> The exercise:
Would you repeat the listing exactly but omit every picture?

--- start Data extract ---

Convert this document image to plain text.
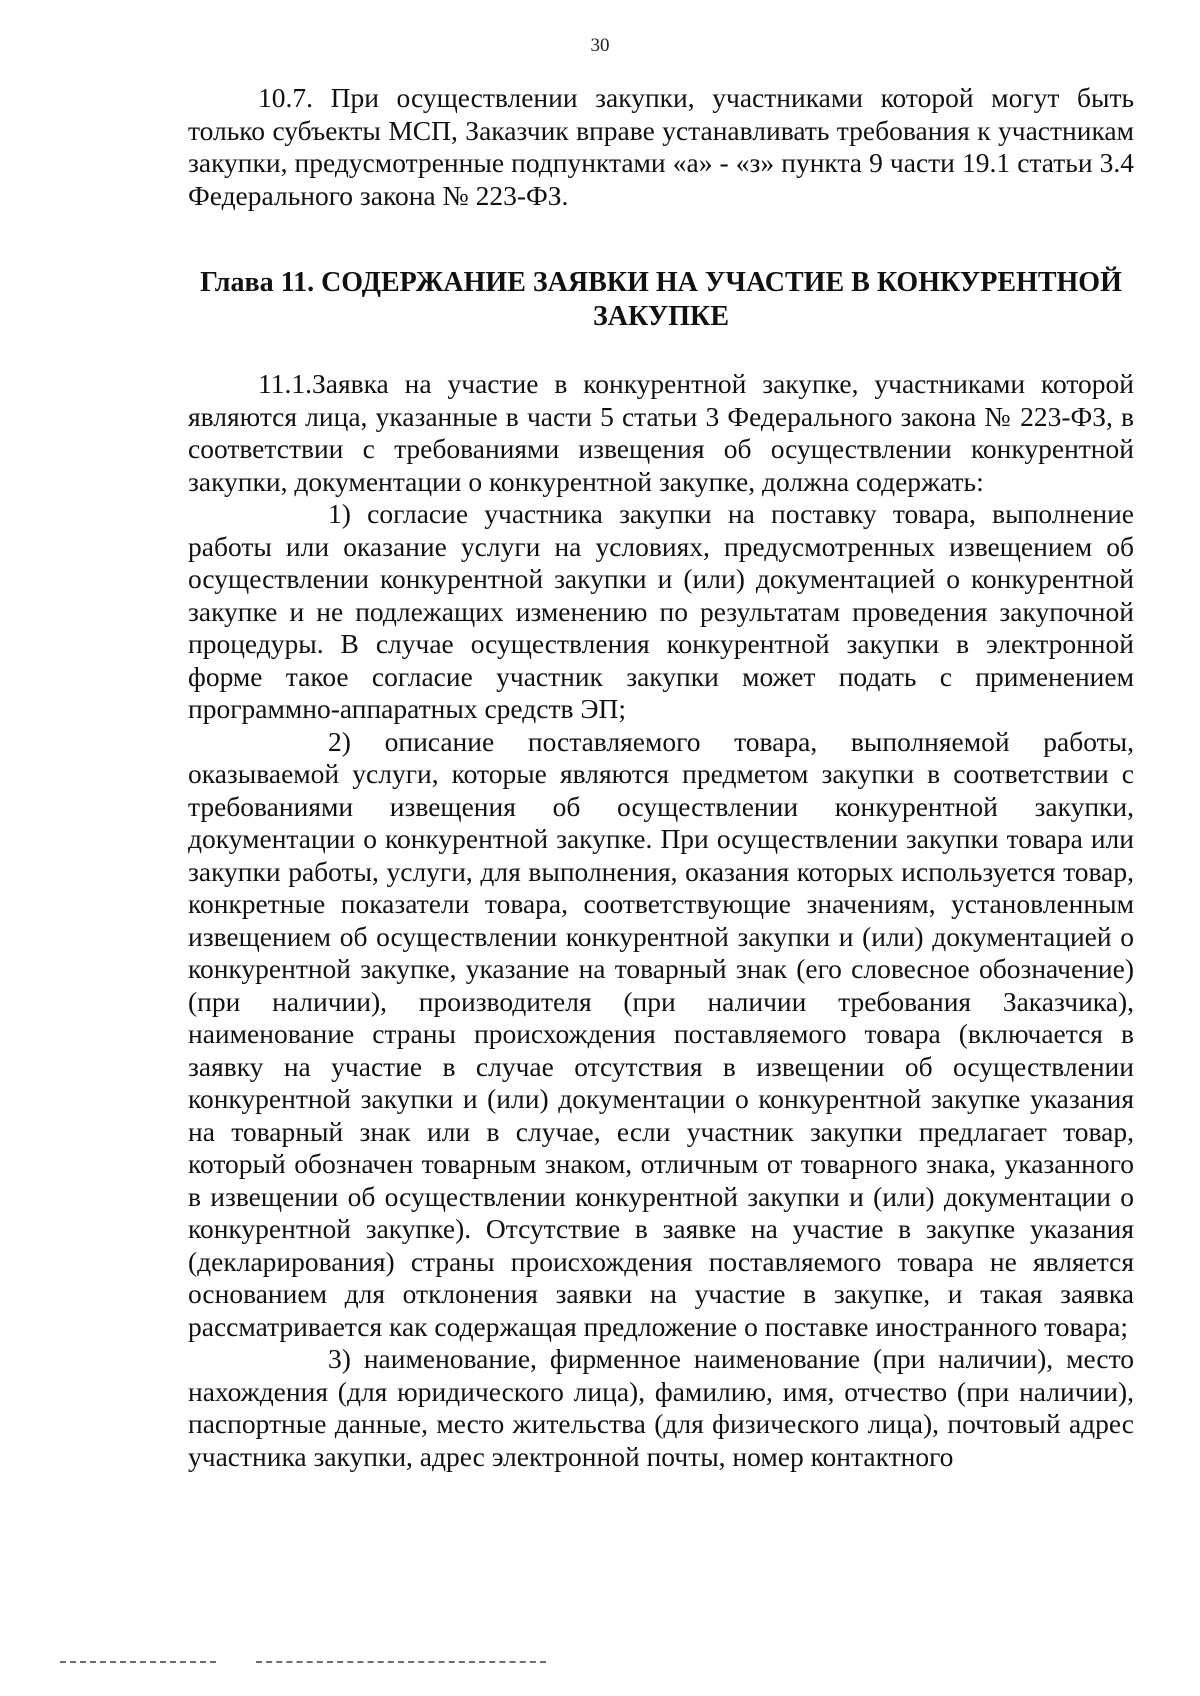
30

10.7. При осуществлении закупки, участниками которой могут быть только субъекты МСП, Заказчик вправе устанавливать требования к участникам закупки, предусмотренные подпунктами «а» - «з» пункта 9 части 19.1 статьи 3.4 Федерального закона № 223-ФЗ.

Глава 11. СОДЕРЖАНИЕ ЗАЯВКИ НА УЧАСТИЕ В КОНКУРЕНТНОЙ
ЗАКУПКЕ

11.1.Заявка на участие в конкурентной закупке, участниками которой являются лица, указанные в части 5 статьи 3 Федерального закона № 223-ФЗ, в соответствии с требованиями извещения об осуществлении конкурентной закупки, документации о конкурентной закупке, должна содержать:

1) согласие участника закупки на поставку товара, выполнение работы или оказание услуги на условиях, предусмотренных извещением об осуществлении конкурентной закупки и (или) документацией о конкурентной закупке и не подлежащих изменению по результатам проведения закупочной процедуры. В случае осуществления конкурентной закупки в электронной форме такое согласие участник закупки может подать с применением программно-аппаратных средств ЭП;

2) описание поставляемого товара, выполняемой работы, оказываемой услуги, которые являются предметом закупки в соответствии с требованиями извещения об осуществлении конкурентной закупки, документации о конкурентной закупке. При осуществлении закупки товара или закупки работы, услуги, для выполнения, оказания которых используется товар, конкретные показатели товара, соответствующие значениям, установленным извещением об осуществлении конкурентной закупки и (или) документацией о конкурентной закупке, указание на товарный знак (его словесное обозначение) (при наличии), производителя (при наличии требования Заказчика), наименование страны происхождения поставляемого товара (включается в заявку на участие в случае отсутствия в извещении об осуществлении конкурентной закупки и (или) документации о конкурентной закупке указания на товарный знак или в случае, если участник закупки предлагает товар, который обозначен товарным знаком, отличным от товарного знака, указанного в извещении об осуществлении конкурентной закупки и (или) документации о конкурентной закупке). Отсутствие в заявке на участие в закупке указания (декларирования) страны происхождения поставляемого товара не является основанием для отклонения заявки на участие в закупке, и такая заявка рассматривается как содержащая предложение о поставке иностранного товара;

3) наименование, фирменное наименование (при наличии), место нахождения (для юридического лица), фамилию, имя, отчество (при наличии), паспортные данные, место жительства (для физического лица), почтовый адрес участника закупки, адрес электронной почты, номер контактного
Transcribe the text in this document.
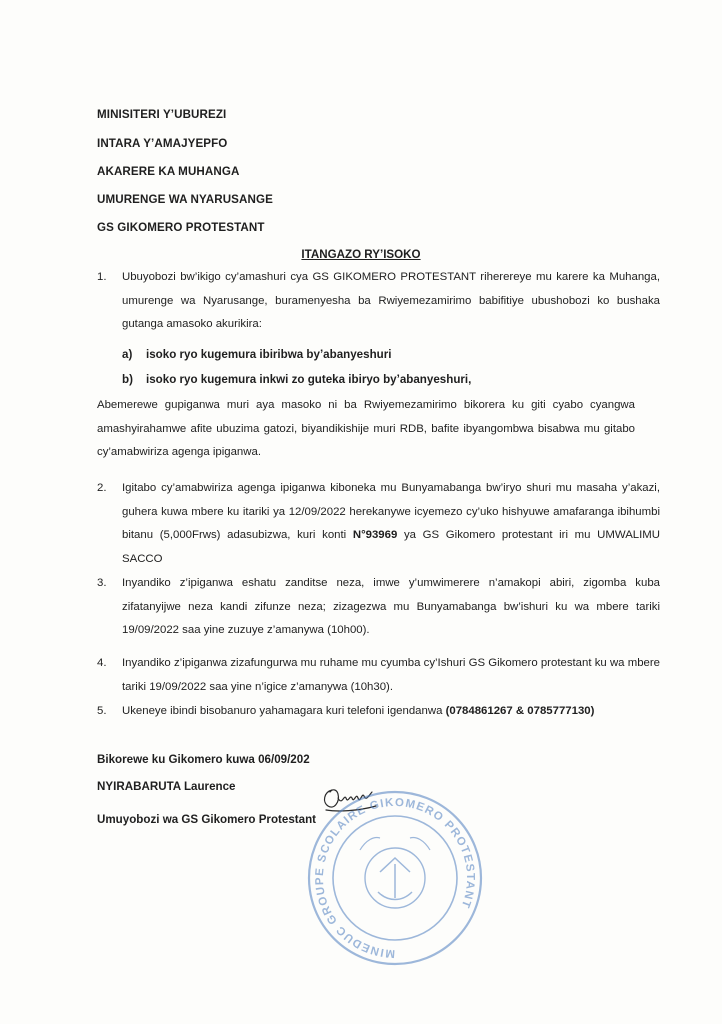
MINISITERI Y’UBUREZI
INTARA Y’AMAJYEPFO
AKARERE KA MUHANGA
UMURENGE WA NYARUSANGE
GS GIKOMERO PROTESTANT
ITANGAZO RY’ISOKO
1. Ubuyobozi bw’ikigo cy’amashuri cya GS GIKOMERO PROTESTANT riherereye mu karere ka Muhanga, umurenge wa Nyarusange, buramenyesha ba Rwiyemezamirimo babifitiye ubushobozi ko bushaka gutanga amasoko akurikira:
a) isoko ryo kugemura ibiribwa by’abanyeshuri
b) isoko ryo kugemura inkwi zo guteka ibiryo by’abanyeshuri,
Abemerewe gupiganwa muri aya masoko ni ba Rwiyemezamirimo bikorera ku giti cyabo cyangwa amashyirahamwe afite ubuzima gatozi, biyandikishije muri RDB, bafite ibyangombwa bisabwa mu gitabo cy’amabwiriza agenga ipiganwa.
2. Igitabo cy’amabwiriza agenga ipiganwa kiboneka mu Bunyamabanga bw’iryo shuri mu masaha y’akazi, guhera kuwa mbere ku itariki ya 12/09/2022 herekanywe icyemezo cy’uko hishyuwe amafaranga ibihumbi bitanu (5,000Frws) adasubizwa, kuri konti N°93969 ya GS Gikomero protestant iri mu UMWALIMU SACCO
3. Inyandiko z’ipiganwa eshatu zanditse neza, imwe y’umwimerere n’amakopi abiri, zigomba kuba zifatanyijwe neza kandi zifunze neza; zizagezwa mu Bunyamabanga bw’ishuri ku wa mbere tariki 19/09/2022 saa yine zuzuye z’amanywa (10h00).
4. Inyandiko z’ipiganwa zizafungurwa mu ruhame mu cyumba cy’Ishuri GS Gikomero protestant ku wa mbere tariki 19/09/2022 saa yine n’igice z’amanywa (10h30).
5. Ukeneye ibindi bisobanuro yahamagara kuri telefoni igendanwa (0784861267 & 0785777130)
Bikorewe ku Gikomero kuwa 06/09/202
NYIRABARUTA Laurence
Umuyobozi wa GS Gikomero Protestant
MINEDUC GROUPE SCOLAIRE GIKOMERO PROTESTANT
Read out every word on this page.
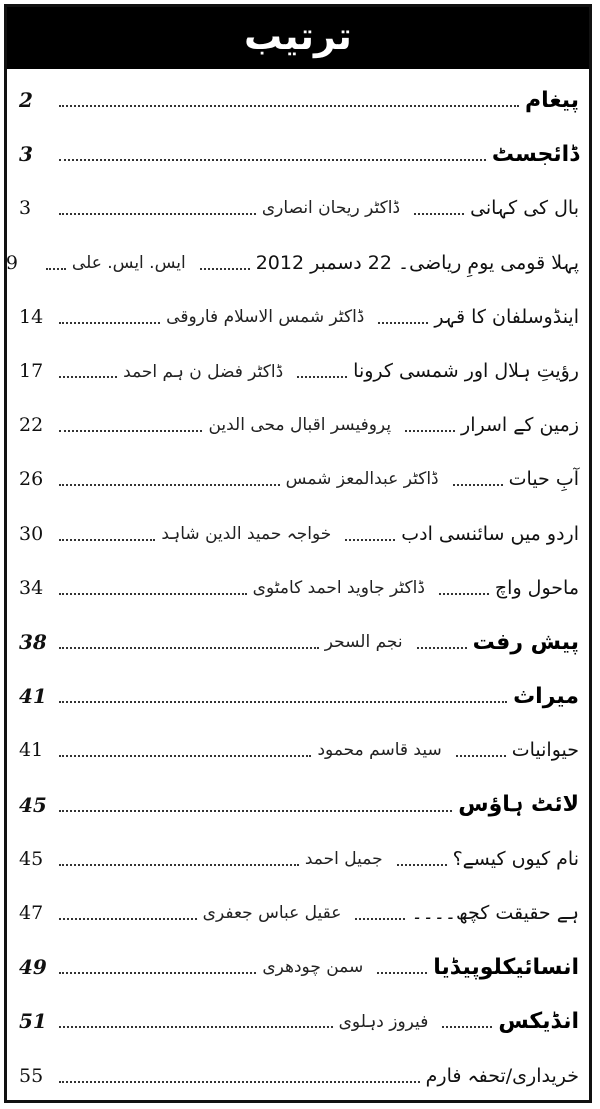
ترتیب
پیغام
2
ڈائجسٹ
3
بال کی کہانی
ڈاکٹر ریحان انصاری
3
پہلا قومی یومِ ریاضی۔ 22 دسمبر 2012
ایس. ایس. علی
9
اینڈوسلفان کا قہر
ڈاکٹر شمس الاسلام فاروقی
14
رؤیتِ ہلال اور شمسی کرونا
ڈاکٹر فضل ن ہم احمد
17
زمین کے اسرار
پروفیسر اقبال محی الدین
22
آبِ حیات
ڈاکٹر عبدالمعز شمس
26
اردو میں سائنسی ادب
خواجہ حمید الدین شاہد
30
ماحول واچ
ڈاکٹر جاوید احمد کامٹوی
34
پیش رفت
نجم السحر
38
میراث
41
حیوانیات
سید قاسم محمود
41
لائٹ ہاؤس
45
نام کیوں کیسے؟
جمیل احمد
45
ہے حقیقت کچھ۔۔۔۔
عقیل عباس جعفری
47
انسائیکلوپیڈیا
سمن چودھری
49
انڈیکس
فیروز دہلوی
51
خریداری/تحفہ فارم
55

--- end Data extract ---

> Result of this exercise:
Convert this document image to plain text.
30

10.7. При осуществлении закупки, участниками которой могут быть только субъекты МСП, Заказчик вправе устанавливать требования к участникам закупки, предусмотренные подпунктами «а» - «з» пункта 9 части 19.1 статьи 3.4 Федерального закона № 223-ФЗ.

Глава 11. СОДЕРЖАНИЕ ЗАЯВКИ НА УЧАСТИЕ В КОНКУРЕНТНОЙ
ЗАКУПКЕ

11.1.Заявка на участие в конкурентной закупке, участниками которой являются лица, указанные в части 5 статьи 3 Федерального закона № 223-ФЗ, в соответствии с требованиями извещения об осуществлении конкурентной закупки, документации о конкурентной закупке, должна содержать:

1) согласие участника закупки на поставку товара, выполнение работы или оказание услуги на условиях, предусмотренных извещением об осуществлении конкурентной закупки и (или) документацией о конкурентной закупке и не подлежащих изменению по результатам проведения закупочной процедуры. В случае осуществления конкурентной закупки в электронной форме такое согласие участник закупки может подать с применением программно-аппаратных средств ЭП;

2) описание поставляемого товара, выполняемой работы, оказываемой услуги, которые являются предметом закупки в соответствии с требованиями извещения об осуществлении конкурентной закупки, документации о конкурентной закупке. При осуществлении закупки товара или закупки работы, услуги, для выполнения, оказания которых используется товар, конкретные показатели товара, соответствующие значениям, установленным извещением об осуществлении конкурентной закупки и (или) документацией о конкурентной закупке, указание на товарный знак (его словесное обозначение) (при наличии), производителя (при наличии требования Заказчика), наименование страны происхождения поставляемого товара (включается в заявку на участие в случае отсутствия в извещении об осуществлении конкурентной закупки и (или) документации о конкурентной закупке указания на товарный знак или в случае, если участник закупки предлагает товар, который обозначен товарным знаком, отличным от товарного знака, указанного в извещении об осуществлении конкурентной закупки и (или) документации о конкурентной закупке). Отсутствие в заявке на участие в закупке указания (декларирования) страны происхождения поставляемого товара не является основанием для отклонения заявки на участие в закупке, и такая заявка рассматривается как содержащая предложение о поставке иностранного товара;

3) наименование, фирменное наименование (при наличии), место нахождения (для юридического лица), фамилию, имя, отчество (при наличии), паспортные данные, место жительства (для физического лица), почтовый адрес участника закупки, адрес электронной почты, номер контактного
Transcribe the text in this document.
MINISITERI Y’UBUREZI
INTARA Y’AMAJYEPFO
AKARERE KA MUHANGA
UMURENGE WA NYARUSANGE
GS GIKOMERO PROTESTANT
ITANGAZO RY’ISOKO
1. Ubuyobozi bw’ikigo cy’amashuri cya GS GIKOMERO PROTESTANT riherereye mu karere ka Muhanga, umurenge wa Nyarusange, buramenyesha ba Rwiyemezamirimo babifitiye ubushobozi ko bushaka gutanga amasoko akurikira:
a) isoko ryo kugemura ibiribwa by’abanyeshuri
b) isoko ryo kugemura inkwi zo guteka ibiryo by’abanyeshuri,
Abemerewe gupiganwa muri aya masoko ni ba Rwiyemezamirimo bikorera ku giti cyabo cyangwa amashyirahamwe afite ubuzima gatozi, biyandikishije muri RDB, bafite ibyangombwa bisabwa mu gitabo cy’amabwiriza agenga ipiganwa.
2. Igitabo cy’amabwiriza agenga ipiganwa kiboneka mu Bunyamabanga bw’iryo shuri mu masaha y’akazi, guhera kuwa mbere ku itariki ya 12/09/2022 herekanywe icyemezo cy’uko hishyuwe amafaranga ibihumbi bitanu (5,000Frws) adasubizwa, kuri konti N°93969 ya GS Gikomero protestant iri mu UMWALIMU SACCO
3. Inyandiko z’ipiganwa eshatu zanditse neza, imwe y’umwimerere n’amakopi abiri, zigomba kuba zifatanyijwe neza kandi zifunze neza; zizagezwa mu Bunyamabanga bw’ishuri ku wa mbere tariki 19/09/2022 saa yine zuzuye z’amanywa (10h00).
4. Inyandiko z’ipiganwa zizafungurwa mu ruhame mu cyumba cy’Ishuri GS Gikomero protestant ku wa mbere tariki 19/09/2022 saa yine n’igice z’amanywa (10h30).
5. Ukeneye ibindi bisobanuro yahamagara kuri telefoni igendanwa (0784861267 & 0785777130)
Bikorewe ku Gikomero kuwa 06/09/202
NYIRABARUTA Laurence
Umuyobozi wa GS Gikomero Protestant
MINEDUC GROUPE SCOLAIRE GIKOMERO PROTESTANT
Read out every word on this page.
ترتیب
پیغام
2
ڈائجسٹ
3
بال کی کہانی
ڈاکٹر ریحان انصاری
3
پہلا قومی یومِ ریاضی۔ 22 دسمبر 2012
ایس. ایس. علی
9
اینڈوسلفان کا قہر
ڈاکٹر شمس الاسلام فاروقی
14
رؤیتِ ہلال اور شمسی کرونا
ڈاکٹر فضل ن ہم احمد
17
زمین کے اسرار
پروفیسر اقبال محی الدین
22
آبِ حیات
ڈاکٹر عبدالمعز شمس
26
اردو میں سائنسی ادب
خواجہ حمید الدین شاہد
30
ماحول واچ
ڈاکٹر جاوید احمد کامٹوی
34
پیش رفت
نجم السحر
38
میراث
41
حیوانیات
سید قاسم محمود
41
لائٹ ہاؤس
45
نام کیوں کیسے؟
جمیل احمد
45
ہے حقیقت کچھ۔۔۔۔
عقیل عباس جعفری
47
انسائیکلوپیڈیا
سمن چودھری
49
انڈیکس
فیروز دہلوی
51
خریداری/تحفہ فارم
55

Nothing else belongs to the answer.